_STATED EXERCISE_: From the listing below, count the lines where the string "lisätarvike" occurs. Give the number, with no other words.

_GIVEN RECORDS_:
/---
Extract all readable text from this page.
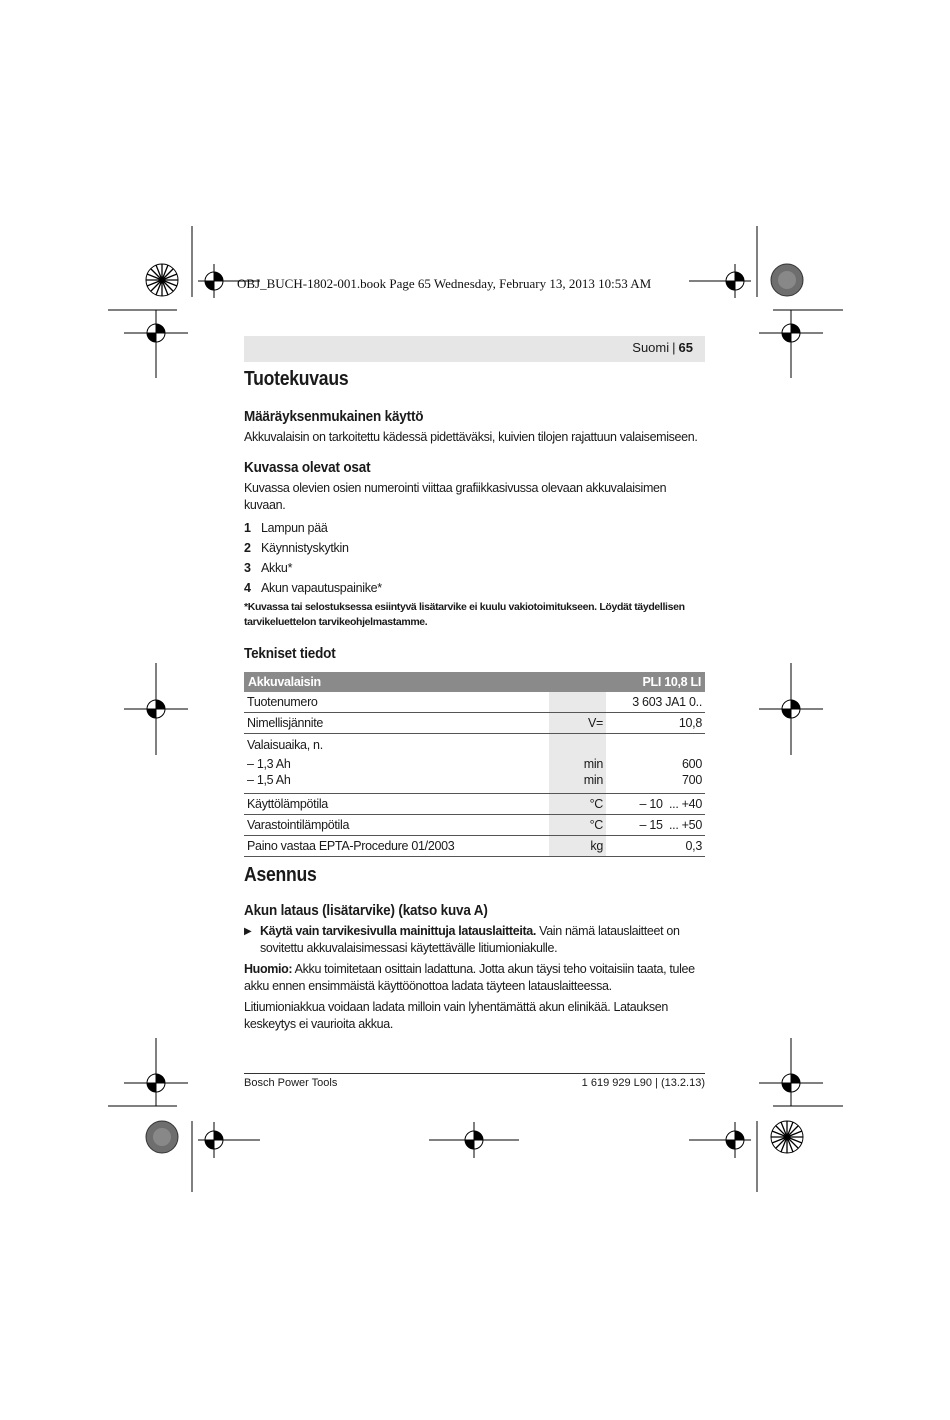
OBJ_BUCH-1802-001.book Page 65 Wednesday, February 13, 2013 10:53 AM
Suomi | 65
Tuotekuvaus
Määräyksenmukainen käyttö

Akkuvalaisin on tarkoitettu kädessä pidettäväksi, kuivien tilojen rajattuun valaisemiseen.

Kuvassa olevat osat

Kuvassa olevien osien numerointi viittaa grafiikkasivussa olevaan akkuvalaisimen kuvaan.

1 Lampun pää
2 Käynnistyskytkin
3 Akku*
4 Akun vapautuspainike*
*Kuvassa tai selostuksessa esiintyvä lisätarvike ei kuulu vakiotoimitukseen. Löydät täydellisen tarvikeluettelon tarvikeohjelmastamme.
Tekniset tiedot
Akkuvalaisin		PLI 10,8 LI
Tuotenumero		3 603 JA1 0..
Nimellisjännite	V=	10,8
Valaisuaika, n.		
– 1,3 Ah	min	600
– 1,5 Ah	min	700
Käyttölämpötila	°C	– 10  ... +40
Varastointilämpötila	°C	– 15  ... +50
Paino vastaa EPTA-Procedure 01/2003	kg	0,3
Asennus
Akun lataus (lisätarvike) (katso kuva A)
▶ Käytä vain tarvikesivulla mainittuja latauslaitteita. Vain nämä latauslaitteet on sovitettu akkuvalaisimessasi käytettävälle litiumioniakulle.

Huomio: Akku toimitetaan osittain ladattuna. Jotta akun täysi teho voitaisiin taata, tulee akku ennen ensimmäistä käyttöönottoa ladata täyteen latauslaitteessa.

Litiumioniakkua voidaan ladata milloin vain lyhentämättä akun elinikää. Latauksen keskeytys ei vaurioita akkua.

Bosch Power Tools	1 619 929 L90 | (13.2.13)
\---
/---
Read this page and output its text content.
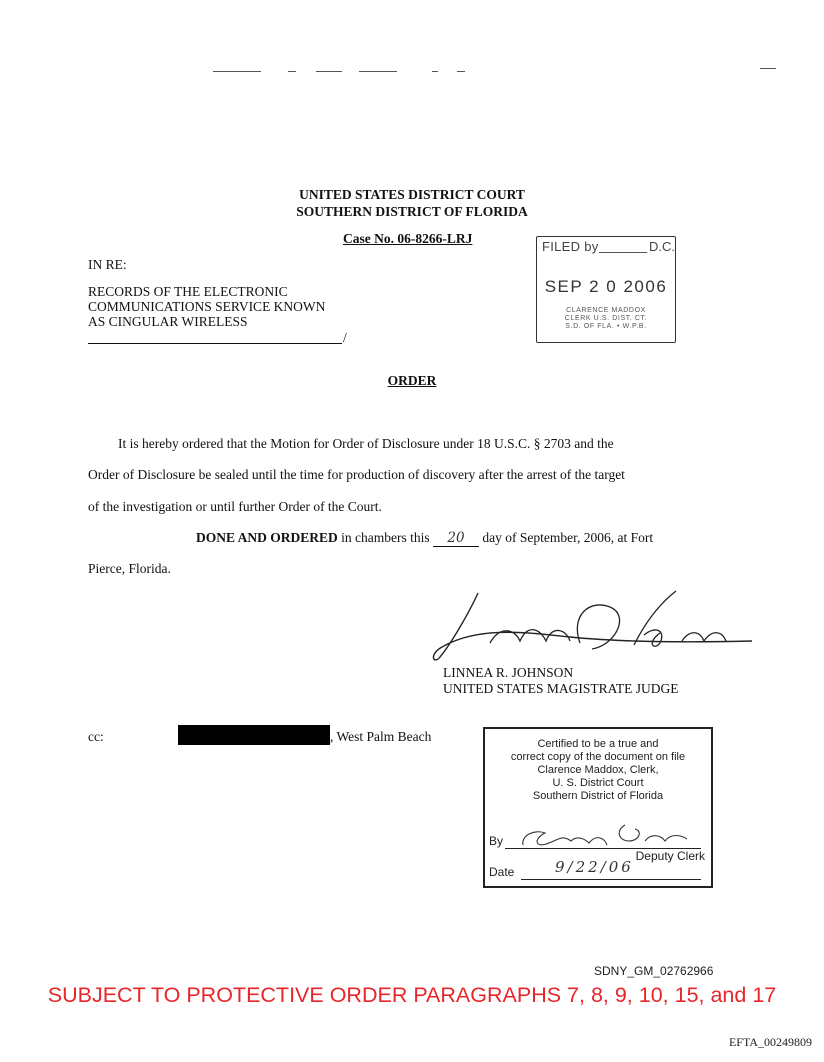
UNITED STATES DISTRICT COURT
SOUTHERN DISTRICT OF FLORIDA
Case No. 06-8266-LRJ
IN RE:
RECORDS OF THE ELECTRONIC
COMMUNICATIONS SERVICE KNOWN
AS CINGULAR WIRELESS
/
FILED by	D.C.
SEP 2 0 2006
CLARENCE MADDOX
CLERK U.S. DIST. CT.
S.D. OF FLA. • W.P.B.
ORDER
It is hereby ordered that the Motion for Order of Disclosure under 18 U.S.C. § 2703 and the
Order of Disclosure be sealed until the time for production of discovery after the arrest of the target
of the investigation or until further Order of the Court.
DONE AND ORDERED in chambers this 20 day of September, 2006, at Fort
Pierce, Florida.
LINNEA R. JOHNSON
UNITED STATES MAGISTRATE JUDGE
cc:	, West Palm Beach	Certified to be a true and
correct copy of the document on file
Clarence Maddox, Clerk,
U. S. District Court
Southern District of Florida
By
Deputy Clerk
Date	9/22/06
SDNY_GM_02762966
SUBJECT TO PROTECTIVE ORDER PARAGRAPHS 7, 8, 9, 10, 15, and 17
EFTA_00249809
\---
/---
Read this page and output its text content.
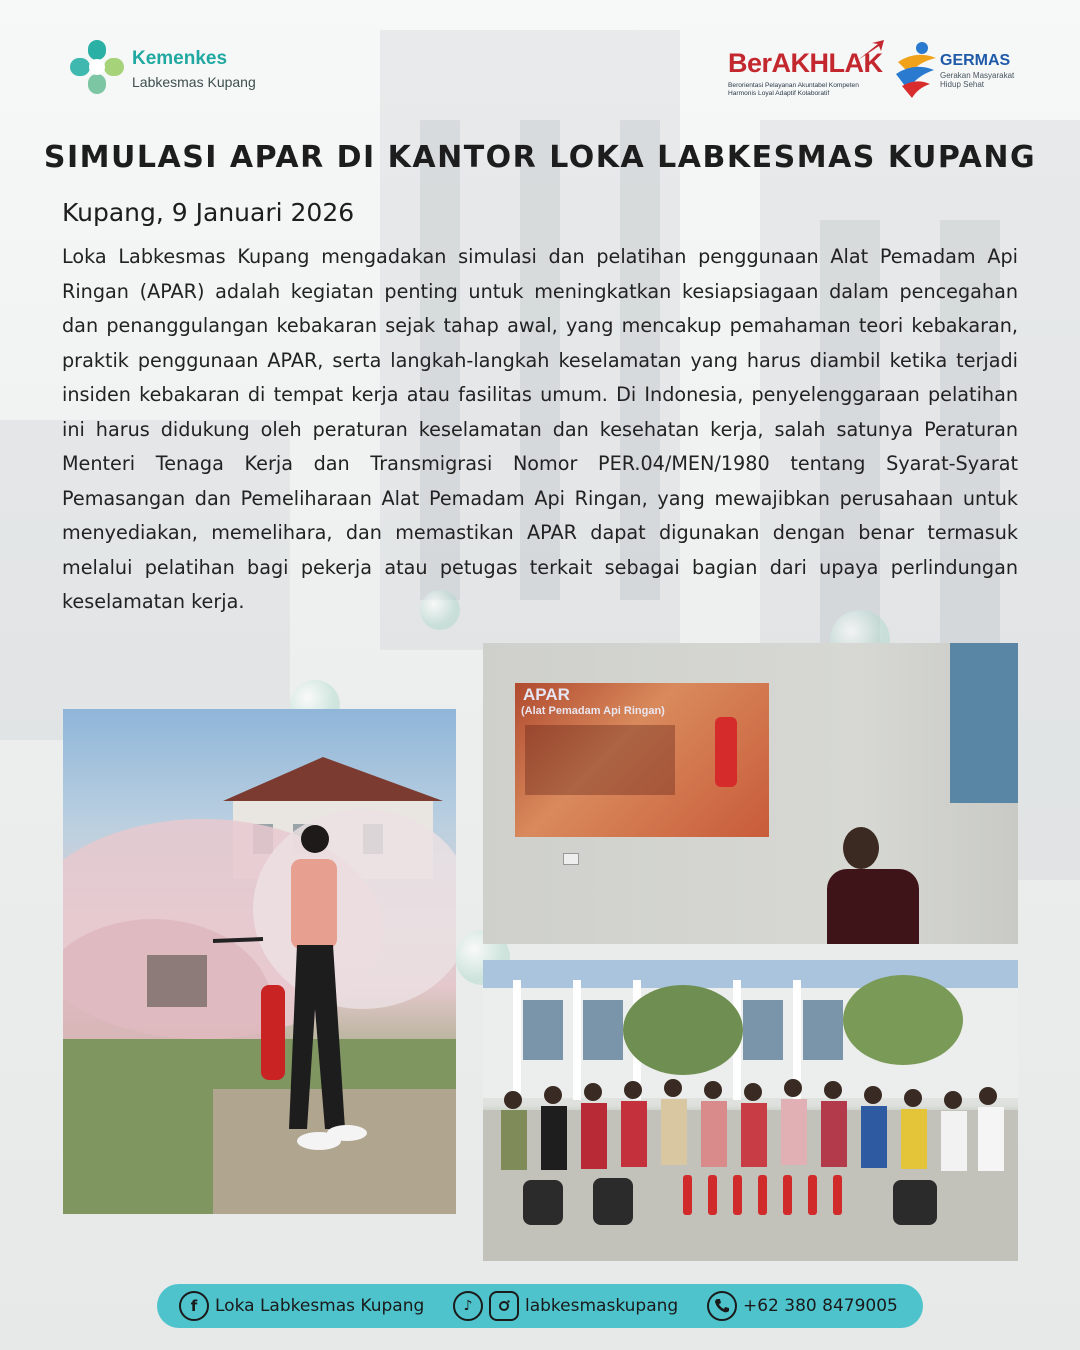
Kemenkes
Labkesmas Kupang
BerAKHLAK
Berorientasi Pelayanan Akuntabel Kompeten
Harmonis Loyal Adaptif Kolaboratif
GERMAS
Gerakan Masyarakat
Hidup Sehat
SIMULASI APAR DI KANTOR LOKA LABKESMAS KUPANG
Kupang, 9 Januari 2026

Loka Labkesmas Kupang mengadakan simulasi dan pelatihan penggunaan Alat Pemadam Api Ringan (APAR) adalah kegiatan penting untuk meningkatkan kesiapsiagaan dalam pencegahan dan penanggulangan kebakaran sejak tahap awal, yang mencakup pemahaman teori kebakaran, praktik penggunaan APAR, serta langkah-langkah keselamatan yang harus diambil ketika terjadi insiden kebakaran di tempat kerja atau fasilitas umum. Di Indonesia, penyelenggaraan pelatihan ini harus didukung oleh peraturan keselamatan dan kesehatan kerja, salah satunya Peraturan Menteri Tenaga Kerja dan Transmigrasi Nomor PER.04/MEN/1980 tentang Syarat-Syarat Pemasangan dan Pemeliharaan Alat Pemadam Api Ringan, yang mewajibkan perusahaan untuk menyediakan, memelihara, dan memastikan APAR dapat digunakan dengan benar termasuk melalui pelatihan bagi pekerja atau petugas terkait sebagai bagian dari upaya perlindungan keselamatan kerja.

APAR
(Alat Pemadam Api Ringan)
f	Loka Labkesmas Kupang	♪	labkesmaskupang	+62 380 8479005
\---
_OUTPUT_: 2